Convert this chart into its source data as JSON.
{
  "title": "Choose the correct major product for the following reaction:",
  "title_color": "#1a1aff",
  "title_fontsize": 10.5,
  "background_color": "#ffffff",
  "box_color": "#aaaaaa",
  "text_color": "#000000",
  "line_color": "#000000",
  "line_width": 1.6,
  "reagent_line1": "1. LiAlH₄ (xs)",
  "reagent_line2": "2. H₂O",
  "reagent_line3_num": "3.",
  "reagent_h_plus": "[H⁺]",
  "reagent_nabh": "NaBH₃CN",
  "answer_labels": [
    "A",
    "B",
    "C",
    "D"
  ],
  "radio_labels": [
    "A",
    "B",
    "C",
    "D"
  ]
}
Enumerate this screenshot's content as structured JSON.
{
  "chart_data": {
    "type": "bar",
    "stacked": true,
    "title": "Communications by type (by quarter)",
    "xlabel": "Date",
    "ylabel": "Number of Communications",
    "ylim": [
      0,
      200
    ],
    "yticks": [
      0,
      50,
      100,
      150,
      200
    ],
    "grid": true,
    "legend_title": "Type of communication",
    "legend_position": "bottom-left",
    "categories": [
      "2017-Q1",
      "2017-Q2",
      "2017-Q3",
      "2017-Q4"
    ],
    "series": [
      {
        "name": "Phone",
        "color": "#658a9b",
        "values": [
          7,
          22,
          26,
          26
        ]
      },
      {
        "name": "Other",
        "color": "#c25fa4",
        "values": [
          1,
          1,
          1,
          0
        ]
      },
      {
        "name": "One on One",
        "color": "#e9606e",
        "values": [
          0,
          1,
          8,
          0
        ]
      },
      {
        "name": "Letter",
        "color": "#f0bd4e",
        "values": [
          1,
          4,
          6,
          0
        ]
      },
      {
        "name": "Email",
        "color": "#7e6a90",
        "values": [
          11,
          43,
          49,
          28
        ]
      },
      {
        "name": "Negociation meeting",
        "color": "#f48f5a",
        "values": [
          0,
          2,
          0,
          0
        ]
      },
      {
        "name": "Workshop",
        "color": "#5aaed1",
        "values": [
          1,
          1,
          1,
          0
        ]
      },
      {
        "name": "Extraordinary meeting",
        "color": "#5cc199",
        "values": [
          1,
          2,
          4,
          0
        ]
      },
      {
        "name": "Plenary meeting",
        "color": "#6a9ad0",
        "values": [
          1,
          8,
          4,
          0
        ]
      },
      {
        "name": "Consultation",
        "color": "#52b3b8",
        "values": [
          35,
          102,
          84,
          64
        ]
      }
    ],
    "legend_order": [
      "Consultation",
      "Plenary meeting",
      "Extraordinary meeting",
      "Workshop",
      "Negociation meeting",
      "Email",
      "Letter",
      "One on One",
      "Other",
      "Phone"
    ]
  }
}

-*-

# THE EXERCISE:
Copy each line in the data that holds the word "JSON".

# RESULT:
Convert this chart into its source data as JSON.
Enumerate this screenshot's content as structured JSON.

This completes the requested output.